## WHAT IS REQUIRED
Of the lines in the listing, how many include the string "Ontdubbel"? Write the number and nothing else.

-- start of DATA SUPPLIED --

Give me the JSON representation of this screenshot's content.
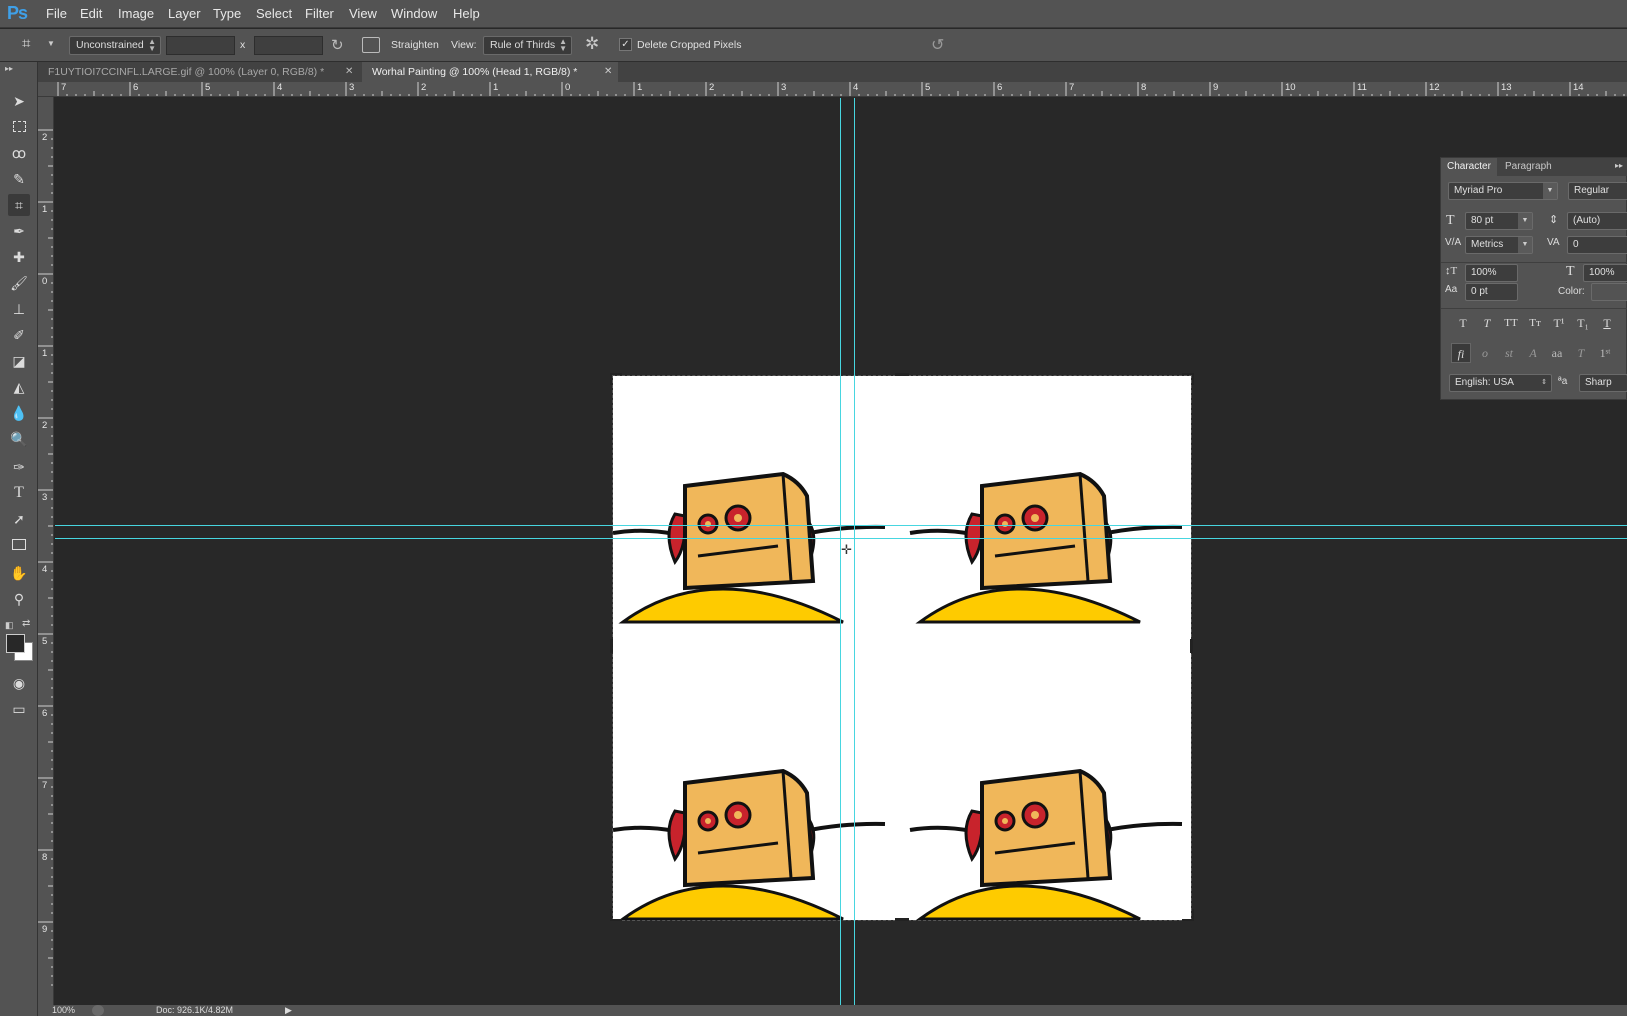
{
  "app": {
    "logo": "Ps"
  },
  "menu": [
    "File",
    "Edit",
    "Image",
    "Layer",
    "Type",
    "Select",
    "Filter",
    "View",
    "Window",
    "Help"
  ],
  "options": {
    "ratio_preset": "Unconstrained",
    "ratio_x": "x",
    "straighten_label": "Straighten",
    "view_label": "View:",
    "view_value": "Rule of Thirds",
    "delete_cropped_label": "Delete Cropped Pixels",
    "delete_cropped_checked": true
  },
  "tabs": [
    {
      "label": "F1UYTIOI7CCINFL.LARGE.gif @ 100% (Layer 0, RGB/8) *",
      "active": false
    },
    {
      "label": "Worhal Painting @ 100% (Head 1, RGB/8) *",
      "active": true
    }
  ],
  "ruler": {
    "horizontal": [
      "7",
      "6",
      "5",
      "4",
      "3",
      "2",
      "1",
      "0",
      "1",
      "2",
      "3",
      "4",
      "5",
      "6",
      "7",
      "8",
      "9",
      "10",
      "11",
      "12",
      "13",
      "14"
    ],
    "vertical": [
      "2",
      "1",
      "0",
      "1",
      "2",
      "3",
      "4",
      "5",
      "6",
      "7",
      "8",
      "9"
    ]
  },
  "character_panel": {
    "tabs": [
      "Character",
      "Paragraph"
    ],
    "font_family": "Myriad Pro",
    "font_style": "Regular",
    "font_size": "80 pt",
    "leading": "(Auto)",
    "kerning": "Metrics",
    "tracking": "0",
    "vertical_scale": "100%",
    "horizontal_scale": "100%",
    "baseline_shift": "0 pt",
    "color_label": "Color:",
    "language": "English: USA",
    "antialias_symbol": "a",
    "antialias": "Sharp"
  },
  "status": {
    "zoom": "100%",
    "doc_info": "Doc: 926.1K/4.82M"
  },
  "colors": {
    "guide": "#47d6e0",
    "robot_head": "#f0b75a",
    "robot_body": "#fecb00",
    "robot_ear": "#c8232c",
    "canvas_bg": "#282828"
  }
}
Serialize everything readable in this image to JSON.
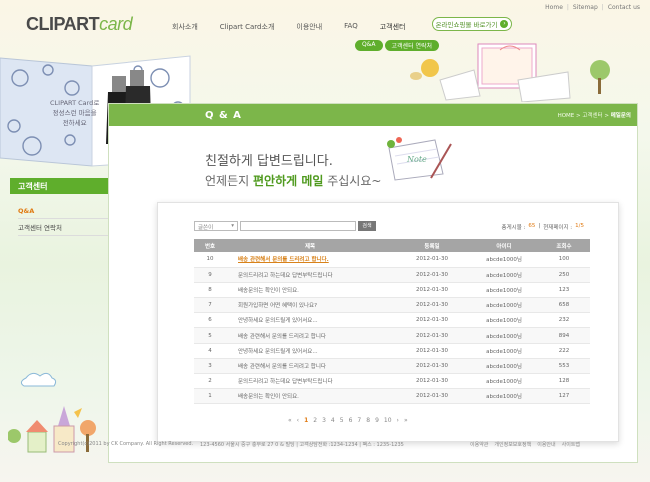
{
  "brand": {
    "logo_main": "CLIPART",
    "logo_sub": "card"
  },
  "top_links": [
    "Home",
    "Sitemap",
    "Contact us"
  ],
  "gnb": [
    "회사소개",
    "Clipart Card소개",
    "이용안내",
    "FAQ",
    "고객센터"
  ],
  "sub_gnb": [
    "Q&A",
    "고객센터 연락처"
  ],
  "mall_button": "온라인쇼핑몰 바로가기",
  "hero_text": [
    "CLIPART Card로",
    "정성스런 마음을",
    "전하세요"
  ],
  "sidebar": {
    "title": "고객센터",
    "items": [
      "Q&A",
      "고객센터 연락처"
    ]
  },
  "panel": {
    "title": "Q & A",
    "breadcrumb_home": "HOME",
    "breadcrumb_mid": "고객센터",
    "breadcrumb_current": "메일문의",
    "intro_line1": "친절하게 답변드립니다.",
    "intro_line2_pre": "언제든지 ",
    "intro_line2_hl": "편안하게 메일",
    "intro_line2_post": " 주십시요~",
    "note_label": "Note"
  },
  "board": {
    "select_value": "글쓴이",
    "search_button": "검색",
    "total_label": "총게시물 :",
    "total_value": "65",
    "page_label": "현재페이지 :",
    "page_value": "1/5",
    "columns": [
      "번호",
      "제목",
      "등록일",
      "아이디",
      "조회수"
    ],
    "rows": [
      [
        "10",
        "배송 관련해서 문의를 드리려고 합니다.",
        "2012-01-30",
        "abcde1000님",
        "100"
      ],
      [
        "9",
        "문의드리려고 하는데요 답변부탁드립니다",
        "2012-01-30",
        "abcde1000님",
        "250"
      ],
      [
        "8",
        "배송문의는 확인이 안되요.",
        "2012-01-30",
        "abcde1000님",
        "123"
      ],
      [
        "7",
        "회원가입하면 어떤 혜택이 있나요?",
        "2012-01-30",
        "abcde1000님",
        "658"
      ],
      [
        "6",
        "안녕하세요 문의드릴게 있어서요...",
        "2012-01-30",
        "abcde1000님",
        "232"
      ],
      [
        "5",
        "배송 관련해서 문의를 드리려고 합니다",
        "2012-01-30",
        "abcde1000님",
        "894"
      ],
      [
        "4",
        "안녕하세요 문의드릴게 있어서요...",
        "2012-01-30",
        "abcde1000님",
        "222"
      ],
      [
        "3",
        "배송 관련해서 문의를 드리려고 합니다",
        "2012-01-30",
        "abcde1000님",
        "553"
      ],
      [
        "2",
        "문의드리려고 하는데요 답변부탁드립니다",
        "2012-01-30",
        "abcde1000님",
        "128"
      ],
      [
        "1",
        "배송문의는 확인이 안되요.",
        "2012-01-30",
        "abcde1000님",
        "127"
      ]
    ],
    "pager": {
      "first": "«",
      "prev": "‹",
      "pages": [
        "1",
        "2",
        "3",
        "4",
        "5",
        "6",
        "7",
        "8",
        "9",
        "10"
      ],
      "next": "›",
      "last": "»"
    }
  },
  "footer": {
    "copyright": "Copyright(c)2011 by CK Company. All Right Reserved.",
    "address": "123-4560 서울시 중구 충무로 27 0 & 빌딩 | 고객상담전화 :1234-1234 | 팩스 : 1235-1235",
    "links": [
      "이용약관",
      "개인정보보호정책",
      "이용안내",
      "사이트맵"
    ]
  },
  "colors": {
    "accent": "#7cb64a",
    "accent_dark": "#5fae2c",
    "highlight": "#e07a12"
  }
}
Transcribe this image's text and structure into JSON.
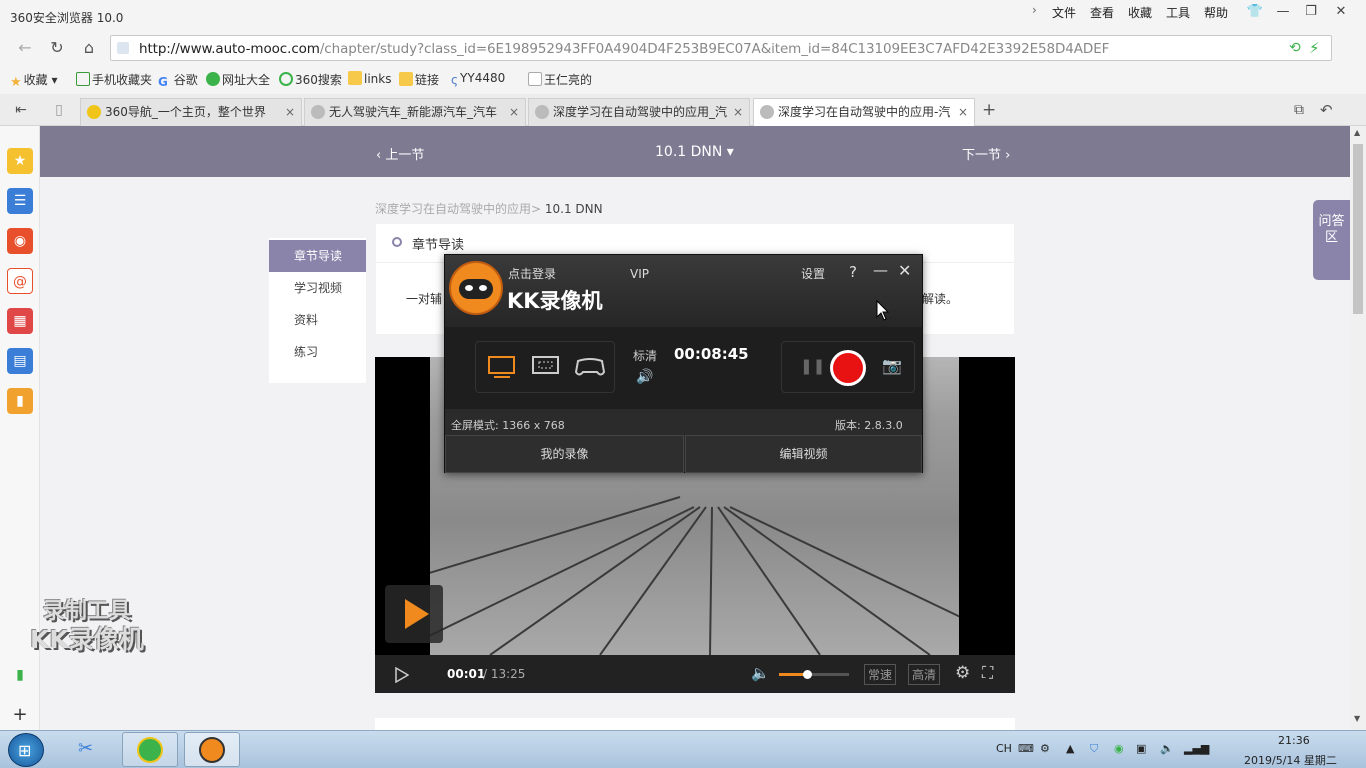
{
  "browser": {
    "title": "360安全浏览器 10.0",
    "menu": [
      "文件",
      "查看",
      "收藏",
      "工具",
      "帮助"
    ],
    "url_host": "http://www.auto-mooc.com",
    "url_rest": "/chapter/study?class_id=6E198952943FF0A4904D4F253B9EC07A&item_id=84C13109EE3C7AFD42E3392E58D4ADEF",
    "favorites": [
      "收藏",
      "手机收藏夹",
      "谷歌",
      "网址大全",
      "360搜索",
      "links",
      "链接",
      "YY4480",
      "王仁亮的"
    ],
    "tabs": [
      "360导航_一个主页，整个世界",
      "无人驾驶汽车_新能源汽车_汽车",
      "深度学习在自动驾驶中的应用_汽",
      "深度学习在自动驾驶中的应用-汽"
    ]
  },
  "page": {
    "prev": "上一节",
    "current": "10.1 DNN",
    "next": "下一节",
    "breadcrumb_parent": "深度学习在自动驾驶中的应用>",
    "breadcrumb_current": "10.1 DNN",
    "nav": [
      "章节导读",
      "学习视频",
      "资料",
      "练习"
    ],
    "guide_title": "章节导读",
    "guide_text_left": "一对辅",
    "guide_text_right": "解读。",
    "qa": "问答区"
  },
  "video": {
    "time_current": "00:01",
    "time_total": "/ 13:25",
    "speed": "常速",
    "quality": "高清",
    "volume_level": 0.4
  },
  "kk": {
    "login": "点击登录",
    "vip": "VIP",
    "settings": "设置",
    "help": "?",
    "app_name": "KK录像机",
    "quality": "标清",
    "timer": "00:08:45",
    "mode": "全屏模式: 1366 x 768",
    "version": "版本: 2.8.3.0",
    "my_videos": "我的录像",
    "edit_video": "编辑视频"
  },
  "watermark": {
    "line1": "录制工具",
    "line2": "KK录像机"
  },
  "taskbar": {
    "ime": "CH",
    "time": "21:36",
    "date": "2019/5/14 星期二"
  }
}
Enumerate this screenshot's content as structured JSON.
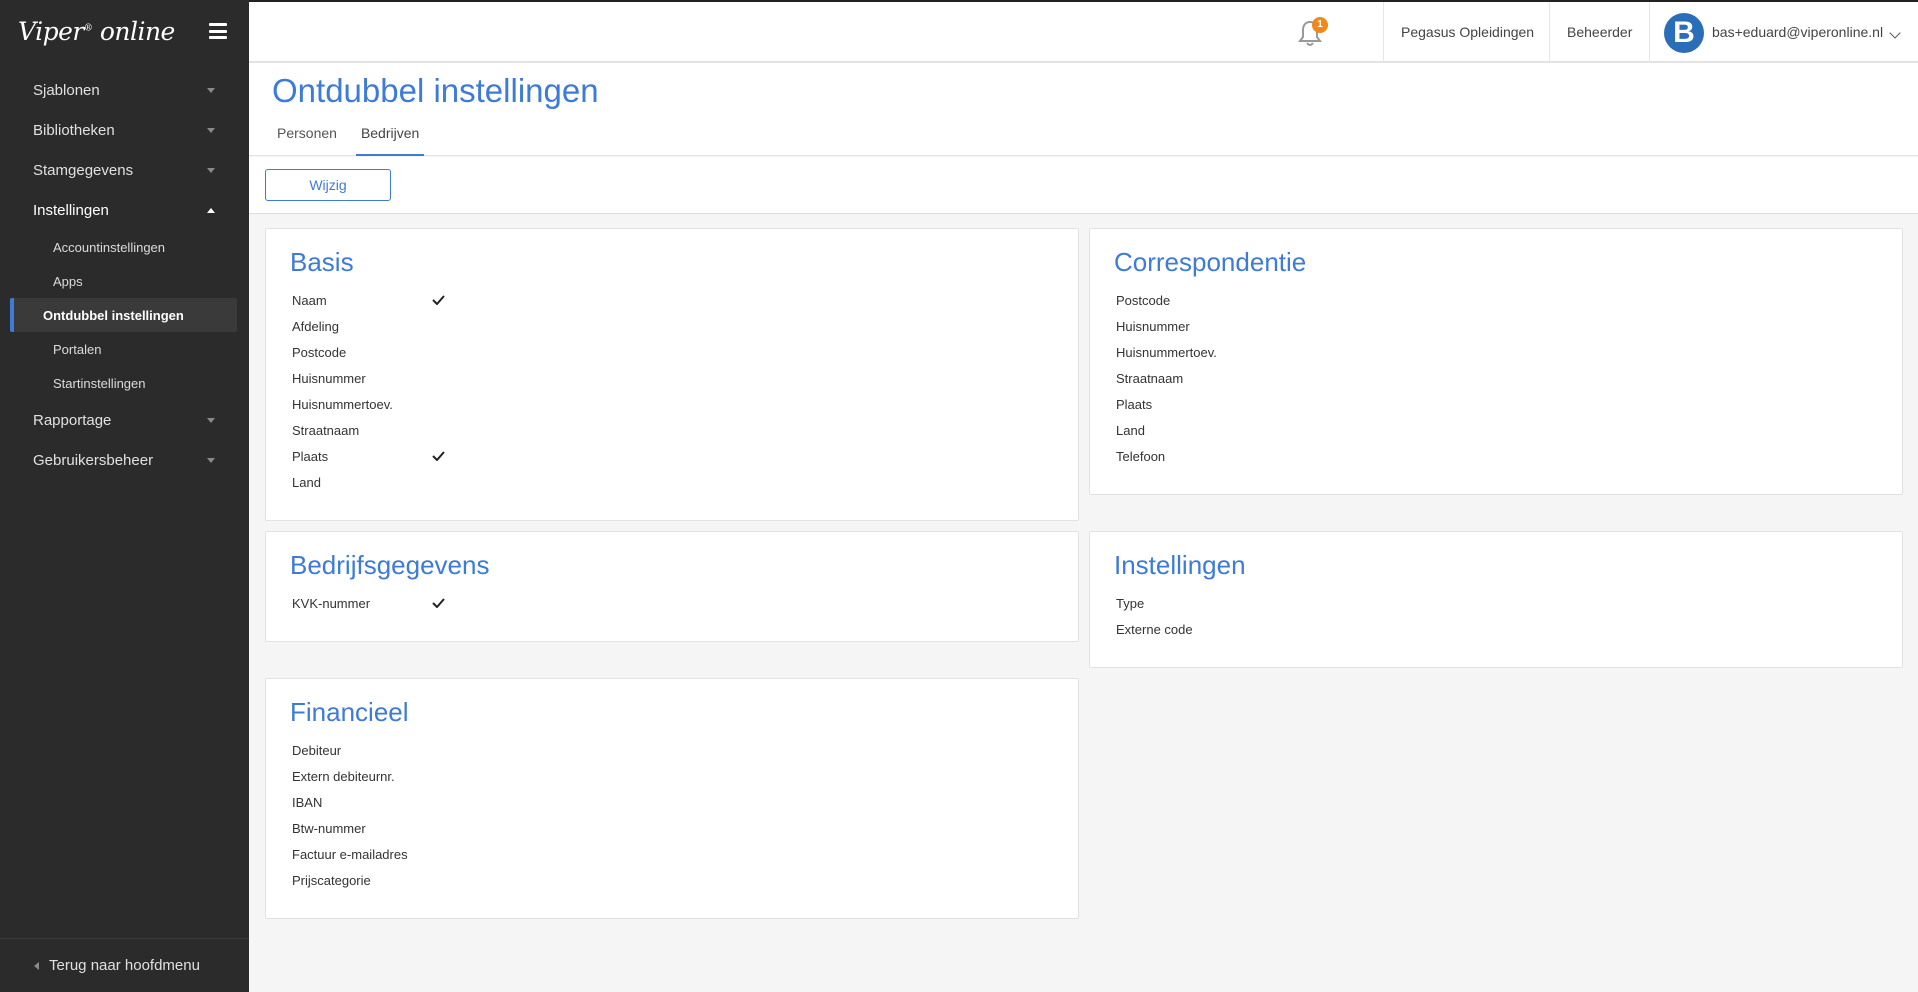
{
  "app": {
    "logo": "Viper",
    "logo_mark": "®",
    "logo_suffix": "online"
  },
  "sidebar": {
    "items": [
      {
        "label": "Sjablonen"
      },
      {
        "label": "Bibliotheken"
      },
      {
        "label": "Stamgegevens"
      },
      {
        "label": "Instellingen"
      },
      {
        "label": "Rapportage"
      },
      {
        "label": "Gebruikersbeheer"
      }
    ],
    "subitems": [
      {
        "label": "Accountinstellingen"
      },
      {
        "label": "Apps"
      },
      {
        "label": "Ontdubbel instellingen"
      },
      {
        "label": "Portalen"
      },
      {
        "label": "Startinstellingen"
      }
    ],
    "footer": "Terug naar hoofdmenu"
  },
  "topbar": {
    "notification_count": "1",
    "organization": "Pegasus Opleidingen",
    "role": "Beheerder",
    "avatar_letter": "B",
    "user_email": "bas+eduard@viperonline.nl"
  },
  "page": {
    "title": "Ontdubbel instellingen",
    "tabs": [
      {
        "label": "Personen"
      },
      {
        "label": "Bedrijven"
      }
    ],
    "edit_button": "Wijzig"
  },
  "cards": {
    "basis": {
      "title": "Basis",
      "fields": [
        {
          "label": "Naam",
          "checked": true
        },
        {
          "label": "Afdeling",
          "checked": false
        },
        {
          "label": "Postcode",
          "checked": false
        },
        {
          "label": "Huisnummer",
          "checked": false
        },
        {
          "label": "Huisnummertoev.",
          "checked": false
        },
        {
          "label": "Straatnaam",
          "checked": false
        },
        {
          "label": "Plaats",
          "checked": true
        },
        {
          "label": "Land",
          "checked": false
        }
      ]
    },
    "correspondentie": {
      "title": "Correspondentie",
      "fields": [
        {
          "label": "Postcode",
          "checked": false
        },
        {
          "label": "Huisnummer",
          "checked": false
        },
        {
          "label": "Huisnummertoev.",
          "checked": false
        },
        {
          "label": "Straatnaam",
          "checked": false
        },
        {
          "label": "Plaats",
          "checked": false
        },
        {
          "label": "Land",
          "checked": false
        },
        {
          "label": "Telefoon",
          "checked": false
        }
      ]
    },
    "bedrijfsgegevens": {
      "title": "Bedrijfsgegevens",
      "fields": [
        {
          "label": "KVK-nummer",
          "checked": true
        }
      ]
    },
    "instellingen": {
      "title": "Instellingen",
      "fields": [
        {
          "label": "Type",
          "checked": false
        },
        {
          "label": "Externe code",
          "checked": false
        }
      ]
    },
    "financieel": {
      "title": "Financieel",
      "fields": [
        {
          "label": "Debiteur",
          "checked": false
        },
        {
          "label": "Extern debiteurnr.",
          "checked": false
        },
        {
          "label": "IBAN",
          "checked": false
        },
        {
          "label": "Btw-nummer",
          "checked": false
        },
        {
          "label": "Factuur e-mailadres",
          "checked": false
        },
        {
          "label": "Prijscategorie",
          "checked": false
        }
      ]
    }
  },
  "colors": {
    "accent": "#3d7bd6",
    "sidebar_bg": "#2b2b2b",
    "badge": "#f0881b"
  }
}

-- end of DATA SUPPLIED --

## CORRECT RESULT
2